> **STATED PROBLEM**
From the listing below, select every line where the word "value" appears.
_____
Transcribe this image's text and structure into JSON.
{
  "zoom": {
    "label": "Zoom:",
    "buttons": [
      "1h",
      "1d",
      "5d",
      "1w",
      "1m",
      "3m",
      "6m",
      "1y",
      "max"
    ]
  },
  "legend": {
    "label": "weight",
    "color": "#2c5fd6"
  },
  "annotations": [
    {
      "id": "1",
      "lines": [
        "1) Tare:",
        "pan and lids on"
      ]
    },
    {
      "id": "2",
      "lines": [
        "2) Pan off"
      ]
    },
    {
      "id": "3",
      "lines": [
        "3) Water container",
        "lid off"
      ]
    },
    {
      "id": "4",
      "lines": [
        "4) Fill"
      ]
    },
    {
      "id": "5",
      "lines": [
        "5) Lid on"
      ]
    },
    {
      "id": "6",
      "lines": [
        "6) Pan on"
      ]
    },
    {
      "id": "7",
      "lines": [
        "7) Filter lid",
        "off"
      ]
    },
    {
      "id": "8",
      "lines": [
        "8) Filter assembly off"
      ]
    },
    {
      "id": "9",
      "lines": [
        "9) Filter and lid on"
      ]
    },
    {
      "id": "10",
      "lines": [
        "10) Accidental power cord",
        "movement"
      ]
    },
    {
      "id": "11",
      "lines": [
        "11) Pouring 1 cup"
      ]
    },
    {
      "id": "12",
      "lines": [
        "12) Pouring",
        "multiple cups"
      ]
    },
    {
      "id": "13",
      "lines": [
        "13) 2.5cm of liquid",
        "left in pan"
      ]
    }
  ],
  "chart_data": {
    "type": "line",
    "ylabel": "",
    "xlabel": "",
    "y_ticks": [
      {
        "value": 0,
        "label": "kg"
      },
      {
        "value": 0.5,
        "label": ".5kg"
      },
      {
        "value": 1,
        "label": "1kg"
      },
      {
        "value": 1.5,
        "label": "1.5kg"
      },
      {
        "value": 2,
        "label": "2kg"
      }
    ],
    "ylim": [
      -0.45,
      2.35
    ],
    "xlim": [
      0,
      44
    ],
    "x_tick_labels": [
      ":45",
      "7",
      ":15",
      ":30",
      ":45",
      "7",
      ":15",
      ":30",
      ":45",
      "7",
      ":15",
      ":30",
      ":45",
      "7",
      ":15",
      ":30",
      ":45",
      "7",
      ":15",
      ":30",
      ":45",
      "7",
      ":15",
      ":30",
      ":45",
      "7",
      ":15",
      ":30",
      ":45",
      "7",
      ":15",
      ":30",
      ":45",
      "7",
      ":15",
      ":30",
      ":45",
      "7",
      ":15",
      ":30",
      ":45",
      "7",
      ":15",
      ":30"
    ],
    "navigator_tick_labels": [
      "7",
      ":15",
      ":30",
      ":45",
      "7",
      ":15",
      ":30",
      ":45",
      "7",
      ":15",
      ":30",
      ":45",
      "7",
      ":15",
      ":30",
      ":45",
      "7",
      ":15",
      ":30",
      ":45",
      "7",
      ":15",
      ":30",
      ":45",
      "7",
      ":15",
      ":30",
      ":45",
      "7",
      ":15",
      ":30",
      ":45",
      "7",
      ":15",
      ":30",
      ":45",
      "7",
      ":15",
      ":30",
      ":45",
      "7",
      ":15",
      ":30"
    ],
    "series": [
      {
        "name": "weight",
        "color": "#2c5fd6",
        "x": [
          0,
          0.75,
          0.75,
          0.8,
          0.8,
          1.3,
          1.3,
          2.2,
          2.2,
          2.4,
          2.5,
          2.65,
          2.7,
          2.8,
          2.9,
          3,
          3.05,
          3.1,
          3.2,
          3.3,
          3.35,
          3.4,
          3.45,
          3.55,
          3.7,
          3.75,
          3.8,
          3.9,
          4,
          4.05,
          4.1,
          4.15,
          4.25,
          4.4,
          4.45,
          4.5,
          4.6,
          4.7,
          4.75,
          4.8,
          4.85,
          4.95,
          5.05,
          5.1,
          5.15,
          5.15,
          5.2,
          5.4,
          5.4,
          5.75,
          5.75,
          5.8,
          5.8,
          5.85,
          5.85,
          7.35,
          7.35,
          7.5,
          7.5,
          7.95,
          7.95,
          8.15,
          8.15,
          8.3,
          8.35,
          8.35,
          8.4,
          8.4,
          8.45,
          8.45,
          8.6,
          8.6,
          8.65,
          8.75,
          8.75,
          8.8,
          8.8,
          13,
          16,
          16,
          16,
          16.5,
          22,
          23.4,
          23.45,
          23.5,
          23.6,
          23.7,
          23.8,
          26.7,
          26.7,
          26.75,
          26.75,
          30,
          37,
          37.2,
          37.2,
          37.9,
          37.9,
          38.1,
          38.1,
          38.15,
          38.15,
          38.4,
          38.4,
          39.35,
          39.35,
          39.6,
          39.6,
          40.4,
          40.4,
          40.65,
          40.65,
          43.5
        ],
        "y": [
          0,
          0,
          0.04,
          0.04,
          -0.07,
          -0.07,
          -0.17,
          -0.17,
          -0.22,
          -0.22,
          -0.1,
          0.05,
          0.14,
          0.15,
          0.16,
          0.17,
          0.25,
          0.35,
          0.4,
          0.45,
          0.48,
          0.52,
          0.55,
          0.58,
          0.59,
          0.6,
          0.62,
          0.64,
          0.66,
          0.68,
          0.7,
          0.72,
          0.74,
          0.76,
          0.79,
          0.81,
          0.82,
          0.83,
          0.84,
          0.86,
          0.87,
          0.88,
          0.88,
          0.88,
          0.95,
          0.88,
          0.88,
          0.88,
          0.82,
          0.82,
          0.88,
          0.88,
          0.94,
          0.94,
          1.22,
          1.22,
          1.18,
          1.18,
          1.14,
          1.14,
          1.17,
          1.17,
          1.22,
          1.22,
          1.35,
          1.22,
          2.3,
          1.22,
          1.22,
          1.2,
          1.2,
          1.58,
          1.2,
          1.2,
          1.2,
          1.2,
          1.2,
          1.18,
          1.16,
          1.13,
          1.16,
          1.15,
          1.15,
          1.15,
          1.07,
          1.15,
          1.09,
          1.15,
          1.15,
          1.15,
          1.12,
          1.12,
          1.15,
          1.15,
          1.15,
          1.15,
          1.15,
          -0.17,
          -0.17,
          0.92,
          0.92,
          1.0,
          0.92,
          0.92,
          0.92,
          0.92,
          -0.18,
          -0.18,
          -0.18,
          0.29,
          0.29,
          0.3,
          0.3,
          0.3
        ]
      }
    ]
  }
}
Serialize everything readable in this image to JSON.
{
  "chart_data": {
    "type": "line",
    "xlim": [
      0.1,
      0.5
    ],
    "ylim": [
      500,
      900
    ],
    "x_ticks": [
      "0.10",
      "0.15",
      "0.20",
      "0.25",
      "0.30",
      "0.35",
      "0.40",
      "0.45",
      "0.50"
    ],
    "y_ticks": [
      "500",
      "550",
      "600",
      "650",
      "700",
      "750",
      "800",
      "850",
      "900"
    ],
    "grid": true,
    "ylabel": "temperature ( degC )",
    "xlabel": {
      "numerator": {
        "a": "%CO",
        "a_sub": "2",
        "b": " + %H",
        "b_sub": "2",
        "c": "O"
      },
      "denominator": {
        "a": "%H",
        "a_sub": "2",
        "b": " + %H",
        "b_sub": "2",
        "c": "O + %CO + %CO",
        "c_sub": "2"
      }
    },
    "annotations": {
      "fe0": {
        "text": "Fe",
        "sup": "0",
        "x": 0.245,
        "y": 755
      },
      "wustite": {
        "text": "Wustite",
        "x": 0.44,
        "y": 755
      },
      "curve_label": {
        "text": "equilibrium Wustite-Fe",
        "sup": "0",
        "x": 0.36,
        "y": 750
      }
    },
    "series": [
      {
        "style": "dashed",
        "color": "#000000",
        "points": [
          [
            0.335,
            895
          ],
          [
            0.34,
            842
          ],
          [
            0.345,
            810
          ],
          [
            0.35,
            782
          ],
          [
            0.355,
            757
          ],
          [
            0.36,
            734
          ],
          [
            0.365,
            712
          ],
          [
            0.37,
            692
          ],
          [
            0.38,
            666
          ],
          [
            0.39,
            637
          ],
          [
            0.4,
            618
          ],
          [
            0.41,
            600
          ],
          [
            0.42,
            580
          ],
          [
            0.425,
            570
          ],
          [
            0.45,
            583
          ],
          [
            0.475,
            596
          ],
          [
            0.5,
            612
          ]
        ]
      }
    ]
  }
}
_____
> **ANSWER FOR THE TASK**
        "value": 0,
        "value": 0.5,
        "value": 1,
        "value": 1.5,
        "value": 2,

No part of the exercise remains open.